(PROBLEM TO WORK ON): Extract the listing below in full, unchanged.

(SOURCE MATERIAL):
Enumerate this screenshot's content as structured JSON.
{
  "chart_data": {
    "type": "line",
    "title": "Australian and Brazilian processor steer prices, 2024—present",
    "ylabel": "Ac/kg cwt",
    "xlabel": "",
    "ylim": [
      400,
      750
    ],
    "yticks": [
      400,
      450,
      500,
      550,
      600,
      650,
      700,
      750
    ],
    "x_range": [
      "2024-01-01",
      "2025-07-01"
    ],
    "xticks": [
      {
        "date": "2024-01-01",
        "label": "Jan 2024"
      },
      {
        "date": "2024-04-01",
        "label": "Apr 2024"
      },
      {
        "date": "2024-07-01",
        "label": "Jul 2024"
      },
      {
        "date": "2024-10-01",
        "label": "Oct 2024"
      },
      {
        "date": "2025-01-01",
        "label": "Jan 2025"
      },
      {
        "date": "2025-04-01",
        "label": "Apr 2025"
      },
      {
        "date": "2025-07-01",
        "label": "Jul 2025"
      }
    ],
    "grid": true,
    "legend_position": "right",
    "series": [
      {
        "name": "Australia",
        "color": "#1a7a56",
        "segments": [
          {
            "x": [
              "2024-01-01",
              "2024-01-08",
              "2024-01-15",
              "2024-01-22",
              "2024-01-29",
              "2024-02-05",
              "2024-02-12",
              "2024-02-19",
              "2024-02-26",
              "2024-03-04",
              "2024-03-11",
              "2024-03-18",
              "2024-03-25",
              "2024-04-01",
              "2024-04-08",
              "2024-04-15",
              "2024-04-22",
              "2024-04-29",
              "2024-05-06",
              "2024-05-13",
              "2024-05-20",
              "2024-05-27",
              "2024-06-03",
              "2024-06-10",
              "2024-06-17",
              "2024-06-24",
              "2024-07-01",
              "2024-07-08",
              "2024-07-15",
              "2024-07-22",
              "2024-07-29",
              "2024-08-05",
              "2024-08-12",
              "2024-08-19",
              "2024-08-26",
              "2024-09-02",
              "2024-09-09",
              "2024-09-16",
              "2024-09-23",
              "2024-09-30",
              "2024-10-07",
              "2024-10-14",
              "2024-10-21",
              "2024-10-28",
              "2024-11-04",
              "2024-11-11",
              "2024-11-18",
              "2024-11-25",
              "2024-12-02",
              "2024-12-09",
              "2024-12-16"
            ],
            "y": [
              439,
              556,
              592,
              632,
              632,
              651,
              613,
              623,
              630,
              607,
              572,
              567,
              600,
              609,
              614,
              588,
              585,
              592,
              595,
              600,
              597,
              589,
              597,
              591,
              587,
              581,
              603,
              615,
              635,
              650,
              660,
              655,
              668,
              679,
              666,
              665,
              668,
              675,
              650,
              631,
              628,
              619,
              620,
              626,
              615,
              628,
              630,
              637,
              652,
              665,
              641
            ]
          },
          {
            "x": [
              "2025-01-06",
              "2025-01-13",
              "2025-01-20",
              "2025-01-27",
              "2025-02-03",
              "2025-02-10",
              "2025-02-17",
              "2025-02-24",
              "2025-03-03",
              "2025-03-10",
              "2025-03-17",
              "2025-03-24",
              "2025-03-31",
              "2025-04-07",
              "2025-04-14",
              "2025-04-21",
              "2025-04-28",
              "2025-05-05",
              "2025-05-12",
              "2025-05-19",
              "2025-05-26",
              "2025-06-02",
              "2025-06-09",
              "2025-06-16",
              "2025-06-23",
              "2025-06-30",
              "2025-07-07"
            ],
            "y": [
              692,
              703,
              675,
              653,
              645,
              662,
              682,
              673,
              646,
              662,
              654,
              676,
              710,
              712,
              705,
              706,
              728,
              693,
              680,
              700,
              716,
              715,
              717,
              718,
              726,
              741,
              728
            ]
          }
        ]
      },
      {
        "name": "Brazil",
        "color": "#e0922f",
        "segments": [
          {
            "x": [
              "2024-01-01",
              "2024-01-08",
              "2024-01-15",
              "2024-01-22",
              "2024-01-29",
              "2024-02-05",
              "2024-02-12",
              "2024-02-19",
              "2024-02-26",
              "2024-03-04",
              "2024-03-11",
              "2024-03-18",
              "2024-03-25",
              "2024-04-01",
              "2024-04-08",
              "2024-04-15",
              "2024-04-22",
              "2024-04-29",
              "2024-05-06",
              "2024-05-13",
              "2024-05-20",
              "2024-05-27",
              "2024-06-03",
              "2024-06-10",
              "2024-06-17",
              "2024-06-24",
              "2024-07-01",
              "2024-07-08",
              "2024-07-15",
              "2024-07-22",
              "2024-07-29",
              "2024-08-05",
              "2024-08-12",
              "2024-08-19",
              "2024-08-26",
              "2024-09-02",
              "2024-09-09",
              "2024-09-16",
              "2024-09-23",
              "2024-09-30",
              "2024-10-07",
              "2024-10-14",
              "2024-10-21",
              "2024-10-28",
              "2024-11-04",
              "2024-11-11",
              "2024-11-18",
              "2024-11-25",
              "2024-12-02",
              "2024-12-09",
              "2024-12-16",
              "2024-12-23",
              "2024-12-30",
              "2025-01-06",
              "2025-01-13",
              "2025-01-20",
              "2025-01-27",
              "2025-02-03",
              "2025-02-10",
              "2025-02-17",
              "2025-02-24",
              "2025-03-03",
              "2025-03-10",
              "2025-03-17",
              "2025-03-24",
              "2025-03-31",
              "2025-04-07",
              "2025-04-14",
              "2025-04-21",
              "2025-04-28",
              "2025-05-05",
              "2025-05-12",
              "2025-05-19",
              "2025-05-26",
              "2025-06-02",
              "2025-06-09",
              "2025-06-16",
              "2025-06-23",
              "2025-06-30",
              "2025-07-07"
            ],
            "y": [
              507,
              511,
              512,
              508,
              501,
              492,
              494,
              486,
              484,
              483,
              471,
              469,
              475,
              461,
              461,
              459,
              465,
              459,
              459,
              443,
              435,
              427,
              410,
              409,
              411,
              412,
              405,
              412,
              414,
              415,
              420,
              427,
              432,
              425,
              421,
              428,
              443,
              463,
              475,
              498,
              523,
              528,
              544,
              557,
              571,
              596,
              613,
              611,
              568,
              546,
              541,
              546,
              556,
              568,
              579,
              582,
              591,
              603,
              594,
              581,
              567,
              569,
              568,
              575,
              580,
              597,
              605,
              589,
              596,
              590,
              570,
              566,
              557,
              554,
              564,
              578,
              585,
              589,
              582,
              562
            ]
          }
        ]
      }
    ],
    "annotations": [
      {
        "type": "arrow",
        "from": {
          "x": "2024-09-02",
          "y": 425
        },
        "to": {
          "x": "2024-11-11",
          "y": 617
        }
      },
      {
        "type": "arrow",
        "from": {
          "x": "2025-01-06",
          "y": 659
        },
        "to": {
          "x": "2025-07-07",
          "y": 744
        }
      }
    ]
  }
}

(SOLUTION FOR THIS EXERCISE):
Enumerate this screenshot's content as structured JSON.
{
  "chart_data": {
    "type": "line",
    "title": "Australian and Brazilian processor steer prices, 2024—present",
    "ylabel": "Ac/kg cwt",
    "xlabel": "",
    "ylim": [
      400,
      750
    ],
    "yticks": [
      400,
      450,
      500,
      550,
      600,
      650,
      700,
      750
    ],
    "x_range": [
      "2024-01-01",
      "2025-07-01"
    ],
    "xticks": [
      {
        "date": "2024-01-01",
        "label": "Jan 2024"
      },
      {
        "date": "2024-04-01",
        "label": "Apr 2024"
      },
      {
        "date": "2024-07-01",
        "label": "Jul 2024"
      },
      {
        "date": "2024-10-01",
        "label": "Oct 2024"
      },
      {
        "date": "2025-01-01",
        "label": "Jan 2025"
      },
      {
        "date": "2025-04-01",
        "label": "Apr 2025"
      },
      {
        "date": "2025-07-01",
        "label": "Jul 2025"
      }
    ],
    "grid": true,
    "legend_position": "right",
    "series": [
      {
        "name": "Australia",
        "color": "#1a7a56",
        "segments": [
          {
            "x": [
              "2024-01-01",
              "2024-01-08",
              "2024-01-15",
              "2024-01-22",
              "2024-01-29",
              "2024-02-05",
              "2024-02-12",
              "2024-02-19",
              "2024-02-26",
              "2024-03-04",
              "2024-03-11",
              "2024-03-18",
              "2024-03-25",
              "2024-04-01",
              "2024-04-08",
              "2024-04-15",
              "2024-04-22",
              "2024-04-29",
              "2024-05-06",
              "2024-05-13",
              "2024-05-20",
              "2024-05-27",
              "2024-06-03",
              "2024-06-10",
              "2024-06-17",
              "2024-06-24",
              "2024-07-01",
              "2024-07-08",
              "2024-07-15",
              "2024-07-22",
              "2024-07-29",
              "2024-08-05",
              "2024-08-12",
              "2024-08-19",
              "2024-08-26",
              "2024-09-02",
              "2024-09-09",
              "2024-09-16",
              "2024-09-23",
              "2024-09-30",
              "2024-10-07",
              "2024-10-14",
              "2024-10-21",
              "2024-10-28",
              "2024-11-04",
              "2024-11-11",
              "2024-11-18",
              "2024-11-25",
              "2024-12-02",
              "2024-12-09",
              "2024-12-16"
            ],
            "y": [
              439,
              556,
              592,
              632,
              632,
              651,
              613,
              623,
              630,
              607,
              572,
              567,
              600,
              609,
              614,
              588,
              585,
              592,
              595,
              600,
              597,
              589,
              597,
              591,
              587,
              581,
              603,
              615,
              635,
              650,
              660,
              655,
              668,
              679,
              666,
              665,
              668,
              675,
              650,
              631,
              628,
              619,
              620,
              626,
              615,
              628,
              630,
              637,
              652,
              665,
              641
            ]
          },
          {
            "x": [
              "2025-01-06",
              "2025-01-13",
              "2025-01-20",
              "2025-01-27",
              "2025-02-03",
              "2025-02-10",
              "2025-02-17",
              "2025-02-24",
              "2025-03-03",
              "2025-03-10",
              "2025-03-17",
              "2025-03-24",
              "2025-03-31",
              "2025-04-07",
              "2025-04-14",
              "2025-04-21",
              "2025-04-28",
              "2025-05-05",
              "2025-05-12",
              "2025-05-19",
              "2025-05-26",
              "2025-06-02",
              "2025-06-09",
              "2025-06-16",
              "2025-06-23",
              "2025-06-30",
              "2025-07-07"
            ],
            "y": [
              692,
              703,
              675,
              653,
              645,
              662,
              682,
              673,
              646,
              662,
              654,
              676,
              710,
              712,
              705,
              706,
              728,
              693,
              680,
              700,
              716,
              715,
              717,
              718,
              726,
              741,
              728
            ]
          }
        ]
      },
      {
        "name": "Brazil",
        "color": "#e0922f",
        "segments": [
          {
            "x": [
              "2024-01-01",
              "2024-01-08",
              "2024-01-15",
              "2024-01-22",
              "2024-01-29",
              "2024-02-05",
              "2024-02-12",
              "2024-02-19",
              "2024-02-26",
              "2024-03-04",
              "2024-03-11",
              "2024-03-18",
              "2024-03-25",
              "2024-04-01",
              "2024-04-08",
              "2024-04-15",
              "2024-04-22",
              "2024-04-29",
              "2024-05-06",
              "2024-05-13",
              "2024-05-20",
              "2024-05-27",
              "2024-06-03",
              "2024-06-10",
              "2024-06-17",
              "2024-06-24",
              "2024-07-01",
              "2024-07-08",
              "2024-07-15",
              "2024-07-22",
              "2024-07-29",
              "2024-08-05",
              "2024-08-12",
              "2024-08-19",
              "2024-08-26",
              "2024-09-02",
              "2024-09-09",
              "2024-09-16",
              "2024-09-23",
              "2024-09-30",
              "2024-10-07",
              "2024-10-14",
              "2024-10-21",
              "2024-10-28",
              "2024-11-04",
              "2024-11-11",
              "2024-11-18",
              "2024-11-25",
              "2024-12-02",
              "2024-12-09",
              "2024-12-16",
              "2024-12-23",
              "2024-12-30",
              "2025-01-06",
              "2025-01-13",
              "2025-01-20",
              "2025-01-27",
              "2025-02-03",
              "2025-02-10",
              "2025-02-17",
              "2025-02-24",
              "2025-03-03",
              "2025-03-10",
              "2025-03-17",
              "2025-03-24",
              "2025-03-31",
              "2025-04-07",
              "2025-04-14",
              "2025-04-21",
              "2025-04-28",
              "2025-05-05",
              "2025-05-12",
              "2025-05-19",
              "2025-05-26",
              "2025-06-02",
              "2025-06-09",
              "2025-06-16",
              "2025-06-23",
              "2025-06-30",
              "2025-07-07"
            ],
            "y": [
              507,
              511,
              512,
              508,
              501,
              492,
              494,
              486,
              484,
              483,
              471,
              469,
              475,
              461,
              461,
              459,
              465,
              459,
              459,
              443,
              435,
              427,
              410,
              409,
              411,
              412,
              405,
              412,
              414,
              415,
              420,
              427,
              432,
              425,
              421,
              428,
              443,
              463,
              475,
              498,
              523,
              528,
              544,
              557,
              571,
              596,
              613,
              611,
              568,
              546,
              541,
              546,
              556,
              568,
              579,
              582,
              591,
              603,
              594,
              581,
              567,
              569,
              568,
              575,
              580,
              597,
              605,
              589,
              596,
              590,
              570,
              566,
              557,
              554,
              564,
              578,
              585,
              589,
              582,
              562
            ]
          }
        ]
      }
    ],
    "annotations": [
      {
        "type": "arrow",
        "from": {
          "x": "2024-09-02",
          "y": 425
        },
        "to": {
          "x": "2024-11-11",
          "y": 617
        }
      },
      {
        "type": "arrow",
        "from": {
          "x": "2025-01-06",
          "y": 659
        },
        "to": {
          "x": "2025-07-07",
          "y": 744
        }
      }
    ]
  }
}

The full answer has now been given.